§ **Given instruction**
Locate the string "OCR実行" in the records below. Copy every line where it occurs.

## Start Records for the exercise

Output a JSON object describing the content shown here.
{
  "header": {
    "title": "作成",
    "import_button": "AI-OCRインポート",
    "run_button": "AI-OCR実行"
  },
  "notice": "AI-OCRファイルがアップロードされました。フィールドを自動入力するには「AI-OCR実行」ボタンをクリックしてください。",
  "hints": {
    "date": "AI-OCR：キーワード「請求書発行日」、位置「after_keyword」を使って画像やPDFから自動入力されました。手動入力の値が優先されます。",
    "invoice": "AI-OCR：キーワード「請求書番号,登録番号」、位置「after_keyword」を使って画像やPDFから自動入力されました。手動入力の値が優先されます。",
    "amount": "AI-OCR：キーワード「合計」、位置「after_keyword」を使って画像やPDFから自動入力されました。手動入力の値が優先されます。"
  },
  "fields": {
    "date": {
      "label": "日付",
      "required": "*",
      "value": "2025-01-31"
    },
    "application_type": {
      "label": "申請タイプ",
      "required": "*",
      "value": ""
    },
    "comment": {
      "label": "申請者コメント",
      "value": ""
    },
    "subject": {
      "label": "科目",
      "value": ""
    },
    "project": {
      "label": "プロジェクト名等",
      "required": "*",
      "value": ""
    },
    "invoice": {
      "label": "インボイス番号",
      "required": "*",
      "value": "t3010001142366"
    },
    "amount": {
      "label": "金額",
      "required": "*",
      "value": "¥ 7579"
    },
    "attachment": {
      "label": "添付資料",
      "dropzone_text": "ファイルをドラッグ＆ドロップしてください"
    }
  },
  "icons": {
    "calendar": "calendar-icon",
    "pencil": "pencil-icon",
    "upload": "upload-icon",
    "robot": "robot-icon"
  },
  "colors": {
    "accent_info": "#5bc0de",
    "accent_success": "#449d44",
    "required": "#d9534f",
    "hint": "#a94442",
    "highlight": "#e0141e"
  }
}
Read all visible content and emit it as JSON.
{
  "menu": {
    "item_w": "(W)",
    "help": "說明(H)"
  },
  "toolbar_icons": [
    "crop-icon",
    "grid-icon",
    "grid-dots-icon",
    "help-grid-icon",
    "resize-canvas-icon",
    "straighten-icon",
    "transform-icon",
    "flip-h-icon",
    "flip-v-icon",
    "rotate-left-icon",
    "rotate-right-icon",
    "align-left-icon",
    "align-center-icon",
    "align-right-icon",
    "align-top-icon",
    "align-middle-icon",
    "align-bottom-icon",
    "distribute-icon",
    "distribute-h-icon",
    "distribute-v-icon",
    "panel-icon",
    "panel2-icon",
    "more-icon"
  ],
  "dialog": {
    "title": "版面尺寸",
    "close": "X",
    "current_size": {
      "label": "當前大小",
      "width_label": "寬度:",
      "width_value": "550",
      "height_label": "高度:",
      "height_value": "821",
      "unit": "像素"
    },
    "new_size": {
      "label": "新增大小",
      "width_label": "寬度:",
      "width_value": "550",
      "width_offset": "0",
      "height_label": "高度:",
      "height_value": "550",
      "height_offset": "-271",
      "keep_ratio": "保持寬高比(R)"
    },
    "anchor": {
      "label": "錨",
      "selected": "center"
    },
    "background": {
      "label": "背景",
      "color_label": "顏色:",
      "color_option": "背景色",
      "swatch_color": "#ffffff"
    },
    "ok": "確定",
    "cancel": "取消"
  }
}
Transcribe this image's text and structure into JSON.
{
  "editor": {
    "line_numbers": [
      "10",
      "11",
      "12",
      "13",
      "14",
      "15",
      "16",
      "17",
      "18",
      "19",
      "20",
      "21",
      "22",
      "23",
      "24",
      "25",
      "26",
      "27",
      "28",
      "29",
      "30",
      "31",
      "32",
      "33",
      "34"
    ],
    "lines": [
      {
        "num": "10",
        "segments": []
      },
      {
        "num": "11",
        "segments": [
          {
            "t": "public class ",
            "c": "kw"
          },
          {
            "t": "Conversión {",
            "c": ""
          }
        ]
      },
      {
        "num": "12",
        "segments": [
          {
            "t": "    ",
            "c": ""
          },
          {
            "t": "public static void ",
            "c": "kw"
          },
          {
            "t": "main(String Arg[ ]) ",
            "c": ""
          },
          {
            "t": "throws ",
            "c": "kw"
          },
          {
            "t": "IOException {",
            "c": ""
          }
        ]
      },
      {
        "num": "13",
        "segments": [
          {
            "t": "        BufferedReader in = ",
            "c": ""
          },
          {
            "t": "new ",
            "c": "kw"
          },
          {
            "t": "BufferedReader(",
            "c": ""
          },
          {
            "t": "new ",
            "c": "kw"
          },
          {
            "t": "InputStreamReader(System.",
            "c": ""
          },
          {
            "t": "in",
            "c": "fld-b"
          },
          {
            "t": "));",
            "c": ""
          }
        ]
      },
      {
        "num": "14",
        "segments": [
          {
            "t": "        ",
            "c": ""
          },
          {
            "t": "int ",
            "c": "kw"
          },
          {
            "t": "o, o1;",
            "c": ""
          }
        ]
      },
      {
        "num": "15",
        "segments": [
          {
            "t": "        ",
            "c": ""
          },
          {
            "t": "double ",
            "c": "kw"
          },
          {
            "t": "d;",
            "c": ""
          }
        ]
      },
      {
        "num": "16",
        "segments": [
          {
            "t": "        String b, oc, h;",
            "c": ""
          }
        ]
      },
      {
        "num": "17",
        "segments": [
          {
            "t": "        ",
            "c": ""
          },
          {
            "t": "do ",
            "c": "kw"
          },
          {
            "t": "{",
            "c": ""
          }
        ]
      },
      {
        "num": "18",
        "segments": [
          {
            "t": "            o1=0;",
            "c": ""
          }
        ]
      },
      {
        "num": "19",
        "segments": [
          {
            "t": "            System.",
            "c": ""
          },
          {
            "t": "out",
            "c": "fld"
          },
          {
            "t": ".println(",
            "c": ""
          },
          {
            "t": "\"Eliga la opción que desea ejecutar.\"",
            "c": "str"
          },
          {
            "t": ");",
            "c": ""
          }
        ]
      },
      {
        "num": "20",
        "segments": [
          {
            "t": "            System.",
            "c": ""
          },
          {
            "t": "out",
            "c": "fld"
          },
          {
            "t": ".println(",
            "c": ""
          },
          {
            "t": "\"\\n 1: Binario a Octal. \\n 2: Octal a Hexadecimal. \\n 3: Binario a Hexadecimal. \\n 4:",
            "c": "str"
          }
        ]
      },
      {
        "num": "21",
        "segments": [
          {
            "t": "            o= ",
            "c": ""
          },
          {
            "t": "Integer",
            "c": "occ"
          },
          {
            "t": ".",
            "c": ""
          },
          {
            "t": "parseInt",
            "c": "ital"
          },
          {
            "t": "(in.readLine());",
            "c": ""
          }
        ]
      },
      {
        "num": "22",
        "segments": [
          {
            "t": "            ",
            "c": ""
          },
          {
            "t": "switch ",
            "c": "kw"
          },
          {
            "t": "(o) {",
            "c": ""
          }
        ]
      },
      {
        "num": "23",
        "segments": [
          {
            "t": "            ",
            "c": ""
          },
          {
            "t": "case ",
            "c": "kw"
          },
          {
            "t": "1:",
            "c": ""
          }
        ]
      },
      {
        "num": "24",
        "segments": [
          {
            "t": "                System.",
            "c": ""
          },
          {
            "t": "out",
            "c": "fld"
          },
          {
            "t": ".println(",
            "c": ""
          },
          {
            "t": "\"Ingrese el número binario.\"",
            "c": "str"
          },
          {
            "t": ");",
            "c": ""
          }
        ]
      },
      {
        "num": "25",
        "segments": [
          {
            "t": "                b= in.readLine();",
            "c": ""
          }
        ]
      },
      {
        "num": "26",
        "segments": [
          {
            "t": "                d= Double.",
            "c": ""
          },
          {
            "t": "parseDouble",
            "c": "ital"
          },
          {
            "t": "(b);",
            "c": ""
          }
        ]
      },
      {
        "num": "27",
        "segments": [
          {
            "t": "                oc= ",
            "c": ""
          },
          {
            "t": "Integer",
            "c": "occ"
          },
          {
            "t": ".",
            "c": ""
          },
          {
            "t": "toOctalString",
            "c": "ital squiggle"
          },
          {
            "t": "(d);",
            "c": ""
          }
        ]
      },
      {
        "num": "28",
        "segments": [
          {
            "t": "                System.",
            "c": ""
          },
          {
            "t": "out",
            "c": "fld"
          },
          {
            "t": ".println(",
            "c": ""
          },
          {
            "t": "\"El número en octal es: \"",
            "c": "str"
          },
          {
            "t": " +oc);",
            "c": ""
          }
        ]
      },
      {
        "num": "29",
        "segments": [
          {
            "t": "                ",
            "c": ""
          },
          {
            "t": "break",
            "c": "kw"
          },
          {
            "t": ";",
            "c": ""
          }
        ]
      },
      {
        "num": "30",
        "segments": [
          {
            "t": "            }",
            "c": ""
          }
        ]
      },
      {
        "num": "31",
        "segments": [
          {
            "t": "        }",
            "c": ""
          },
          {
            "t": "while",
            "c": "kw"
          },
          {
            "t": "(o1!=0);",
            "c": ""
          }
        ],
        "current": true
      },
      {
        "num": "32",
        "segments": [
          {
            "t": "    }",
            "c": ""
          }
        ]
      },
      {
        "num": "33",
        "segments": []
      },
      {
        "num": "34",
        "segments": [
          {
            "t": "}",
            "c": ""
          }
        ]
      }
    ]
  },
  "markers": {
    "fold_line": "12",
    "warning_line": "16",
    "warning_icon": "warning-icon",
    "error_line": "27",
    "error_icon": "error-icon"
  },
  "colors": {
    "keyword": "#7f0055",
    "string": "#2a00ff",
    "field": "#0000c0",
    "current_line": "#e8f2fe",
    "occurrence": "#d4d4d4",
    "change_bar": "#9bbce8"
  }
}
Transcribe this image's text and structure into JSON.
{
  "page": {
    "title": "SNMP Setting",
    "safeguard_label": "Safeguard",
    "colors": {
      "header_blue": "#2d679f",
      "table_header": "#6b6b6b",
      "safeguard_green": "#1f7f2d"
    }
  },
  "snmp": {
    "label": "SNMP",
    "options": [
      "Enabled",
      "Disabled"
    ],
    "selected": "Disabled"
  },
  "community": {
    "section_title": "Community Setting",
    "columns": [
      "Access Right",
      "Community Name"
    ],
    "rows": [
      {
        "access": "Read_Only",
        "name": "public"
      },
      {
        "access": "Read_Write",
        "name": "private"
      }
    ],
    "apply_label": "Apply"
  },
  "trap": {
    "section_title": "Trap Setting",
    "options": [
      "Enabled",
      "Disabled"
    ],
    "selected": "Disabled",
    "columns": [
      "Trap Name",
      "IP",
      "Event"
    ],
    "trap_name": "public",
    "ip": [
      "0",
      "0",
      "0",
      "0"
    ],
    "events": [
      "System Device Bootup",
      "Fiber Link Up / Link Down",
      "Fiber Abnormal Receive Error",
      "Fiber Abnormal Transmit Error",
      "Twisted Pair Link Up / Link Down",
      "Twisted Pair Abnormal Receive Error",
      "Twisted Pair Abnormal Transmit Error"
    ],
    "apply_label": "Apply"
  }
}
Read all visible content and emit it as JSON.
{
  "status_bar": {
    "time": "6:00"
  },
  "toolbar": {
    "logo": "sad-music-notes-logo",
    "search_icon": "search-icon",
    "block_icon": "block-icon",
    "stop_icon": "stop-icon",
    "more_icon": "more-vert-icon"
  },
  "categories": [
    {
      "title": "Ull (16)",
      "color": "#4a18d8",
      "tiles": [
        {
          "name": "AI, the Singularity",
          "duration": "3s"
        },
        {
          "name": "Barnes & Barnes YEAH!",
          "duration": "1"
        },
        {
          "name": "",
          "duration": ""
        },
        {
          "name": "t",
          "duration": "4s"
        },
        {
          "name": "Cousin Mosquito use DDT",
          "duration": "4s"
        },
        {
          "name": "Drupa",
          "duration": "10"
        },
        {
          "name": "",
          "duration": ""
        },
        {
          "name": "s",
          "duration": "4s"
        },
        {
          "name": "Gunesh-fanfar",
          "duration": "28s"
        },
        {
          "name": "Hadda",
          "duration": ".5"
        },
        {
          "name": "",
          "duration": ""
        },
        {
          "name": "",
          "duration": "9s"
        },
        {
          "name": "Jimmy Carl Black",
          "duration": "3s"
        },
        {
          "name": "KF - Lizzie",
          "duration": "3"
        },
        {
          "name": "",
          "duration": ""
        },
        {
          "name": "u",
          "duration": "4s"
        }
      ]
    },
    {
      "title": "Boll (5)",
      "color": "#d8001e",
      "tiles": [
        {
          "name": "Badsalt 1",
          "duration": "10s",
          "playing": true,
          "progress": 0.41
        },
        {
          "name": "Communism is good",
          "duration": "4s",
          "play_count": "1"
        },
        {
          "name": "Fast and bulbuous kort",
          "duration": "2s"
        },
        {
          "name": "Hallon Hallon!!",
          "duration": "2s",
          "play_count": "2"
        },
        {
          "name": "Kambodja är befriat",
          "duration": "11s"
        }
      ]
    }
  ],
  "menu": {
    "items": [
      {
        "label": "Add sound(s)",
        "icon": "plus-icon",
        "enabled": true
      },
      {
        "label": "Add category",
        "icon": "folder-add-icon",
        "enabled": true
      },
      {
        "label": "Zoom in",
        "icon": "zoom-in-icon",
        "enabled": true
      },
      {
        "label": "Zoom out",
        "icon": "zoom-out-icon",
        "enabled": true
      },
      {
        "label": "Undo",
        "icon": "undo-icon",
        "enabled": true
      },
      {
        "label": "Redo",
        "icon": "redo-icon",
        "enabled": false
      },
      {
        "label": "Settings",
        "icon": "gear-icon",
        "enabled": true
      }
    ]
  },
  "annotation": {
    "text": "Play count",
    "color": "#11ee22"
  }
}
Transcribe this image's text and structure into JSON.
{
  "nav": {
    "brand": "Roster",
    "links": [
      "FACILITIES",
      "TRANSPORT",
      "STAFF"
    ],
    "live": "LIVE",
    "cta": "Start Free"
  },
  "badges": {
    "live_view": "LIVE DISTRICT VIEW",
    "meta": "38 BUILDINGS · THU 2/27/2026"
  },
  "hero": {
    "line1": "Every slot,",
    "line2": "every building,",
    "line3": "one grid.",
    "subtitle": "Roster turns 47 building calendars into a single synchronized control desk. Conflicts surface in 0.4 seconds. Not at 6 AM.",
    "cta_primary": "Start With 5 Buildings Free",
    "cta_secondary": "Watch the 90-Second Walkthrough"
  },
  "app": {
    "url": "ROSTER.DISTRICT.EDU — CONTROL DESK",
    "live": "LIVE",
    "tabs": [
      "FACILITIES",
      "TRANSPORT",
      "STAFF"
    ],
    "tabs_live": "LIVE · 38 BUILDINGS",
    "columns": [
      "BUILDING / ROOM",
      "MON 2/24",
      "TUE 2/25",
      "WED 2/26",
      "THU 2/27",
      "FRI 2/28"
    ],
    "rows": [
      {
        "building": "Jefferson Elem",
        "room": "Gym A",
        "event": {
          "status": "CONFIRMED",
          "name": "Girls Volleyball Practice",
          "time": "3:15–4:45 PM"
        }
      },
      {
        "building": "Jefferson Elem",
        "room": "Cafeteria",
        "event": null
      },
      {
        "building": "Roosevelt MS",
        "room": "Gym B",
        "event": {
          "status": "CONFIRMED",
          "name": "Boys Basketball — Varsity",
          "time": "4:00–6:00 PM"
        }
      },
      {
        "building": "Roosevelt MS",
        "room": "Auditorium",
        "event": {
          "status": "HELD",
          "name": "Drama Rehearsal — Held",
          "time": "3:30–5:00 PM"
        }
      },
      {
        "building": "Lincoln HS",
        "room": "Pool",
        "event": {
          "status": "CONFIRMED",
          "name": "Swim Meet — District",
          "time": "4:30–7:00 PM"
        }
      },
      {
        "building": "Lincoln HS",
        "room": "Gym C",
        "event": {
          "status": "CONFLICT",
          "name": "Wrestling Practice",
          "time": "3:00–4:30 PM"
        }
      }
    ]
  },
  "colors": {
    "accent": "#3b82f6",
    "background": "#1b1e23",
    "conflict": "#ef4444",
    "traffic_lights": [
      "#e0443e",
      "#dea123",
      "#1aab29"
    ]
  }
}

## End Records for the exercise

§ **Completed task**
    "run_button": "AI-OCR実行"
  "notice": "AI-OCRファイルがアップロードされました。フィールドを自動入力するには「AI-OCR実行」ボタンをクリックしてください。",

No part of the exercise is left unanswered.